* [Written instruction]
Work through the data line by line, gathering every line that has the word "телефон".

##### Listed entries

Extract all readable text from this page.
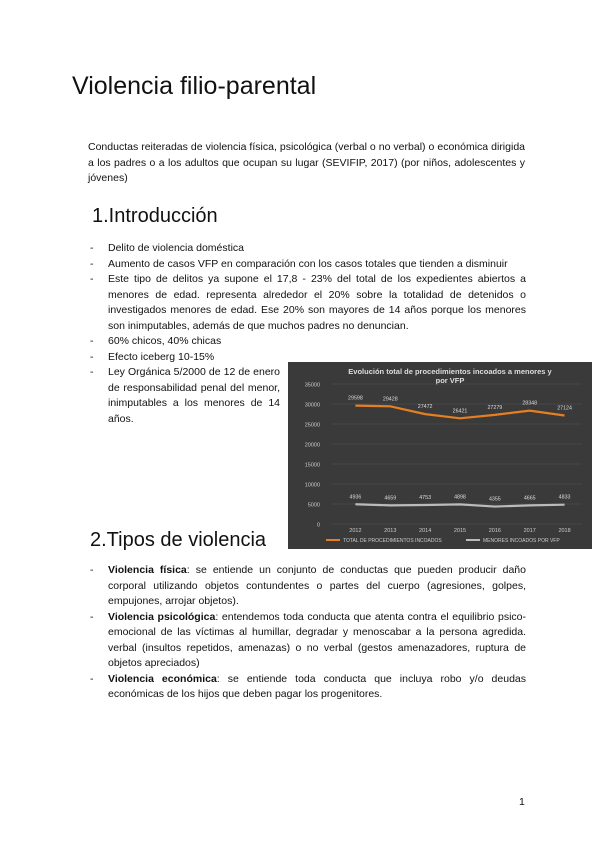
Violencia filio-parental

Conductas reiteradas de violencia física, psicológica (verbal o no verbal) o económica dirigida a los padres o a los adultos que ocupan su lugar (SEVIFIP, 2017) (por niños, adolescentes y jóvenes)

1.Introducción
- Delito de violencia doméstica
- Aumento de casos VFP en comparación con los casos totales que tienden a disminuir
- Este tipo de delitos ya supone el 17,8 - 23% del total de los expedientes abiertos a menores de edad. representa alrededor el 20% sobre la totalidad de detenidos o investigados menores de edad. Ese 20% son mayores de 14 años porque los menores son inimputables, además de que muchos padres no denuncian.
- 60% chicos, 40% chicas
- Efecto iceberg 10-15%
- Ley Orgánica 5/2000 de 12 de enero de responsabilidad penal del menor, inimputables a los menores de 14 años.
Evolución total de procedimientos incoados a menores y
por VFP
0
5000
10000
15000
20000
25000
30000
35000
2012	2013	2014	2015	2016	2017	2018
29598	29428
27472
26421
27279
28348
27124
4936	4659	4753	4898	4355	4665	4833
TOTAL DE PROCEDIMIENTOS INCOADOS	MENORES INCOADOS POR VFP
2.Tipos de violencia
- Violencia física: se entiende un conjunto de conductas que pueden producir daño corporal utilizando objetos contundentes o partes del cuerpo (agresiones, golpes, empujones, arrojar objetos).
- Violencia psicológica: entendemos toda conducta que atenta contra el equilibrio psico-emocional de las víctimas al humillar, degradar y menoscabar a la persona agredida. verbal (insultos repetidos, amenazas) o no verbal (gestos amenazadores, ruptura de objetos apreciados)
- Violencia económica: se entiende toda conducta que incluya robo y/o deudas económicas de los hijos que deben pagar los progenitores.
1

##########
##### Listed entries

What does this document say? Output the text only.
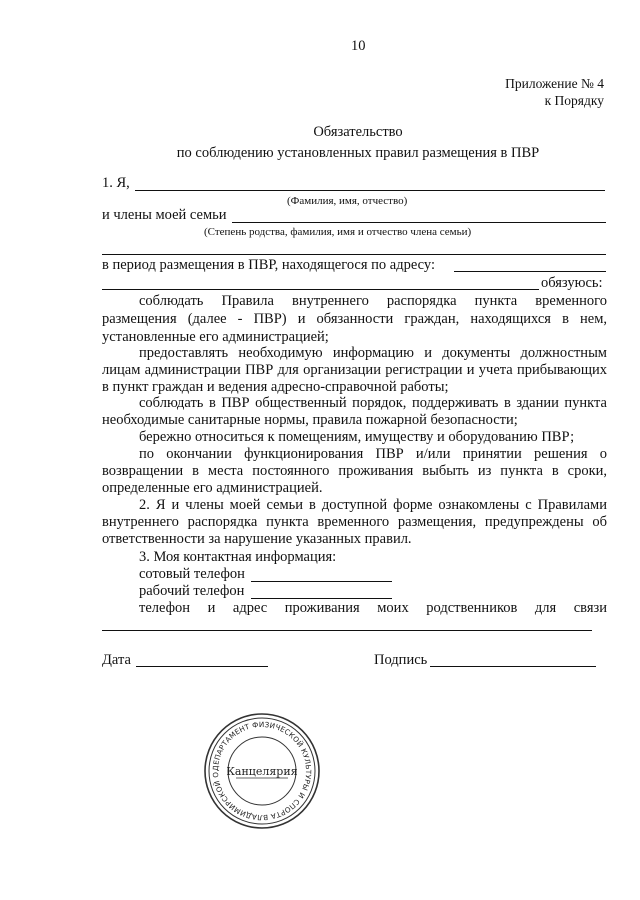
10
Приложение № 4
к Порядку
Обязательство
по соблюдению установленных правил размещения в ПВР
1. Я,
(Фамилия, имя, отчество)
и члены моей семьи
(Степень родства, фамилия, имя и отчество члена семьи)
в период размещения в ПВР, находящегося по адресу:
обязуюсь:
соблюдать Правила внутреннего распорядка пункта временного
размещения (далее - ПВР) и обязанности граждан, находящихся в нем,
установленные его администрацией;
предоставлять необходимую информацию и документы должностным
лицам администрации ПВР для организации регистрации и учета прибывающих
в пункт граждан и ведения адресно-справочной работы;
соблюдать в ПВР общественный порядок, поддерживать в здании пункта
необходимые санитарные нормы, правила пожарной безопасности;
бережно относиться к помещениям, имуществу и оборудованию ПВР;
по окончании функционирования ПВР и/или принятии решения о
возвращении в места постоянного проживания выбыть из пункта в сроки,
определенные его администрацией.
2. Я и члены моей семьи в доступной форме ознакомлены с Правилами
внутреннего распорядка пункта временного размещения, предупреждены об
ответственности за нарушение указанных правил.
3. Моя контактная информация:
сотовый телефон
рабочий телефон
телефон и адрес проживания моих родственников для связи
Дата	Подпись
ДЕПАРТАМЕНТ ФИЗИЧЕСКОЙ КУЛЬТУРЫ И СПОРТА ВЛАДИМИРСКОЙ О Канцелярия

##########

* [Task response]
сотовый телефон
рабочий телефон
телефон и адрес проживания моих родственников для связи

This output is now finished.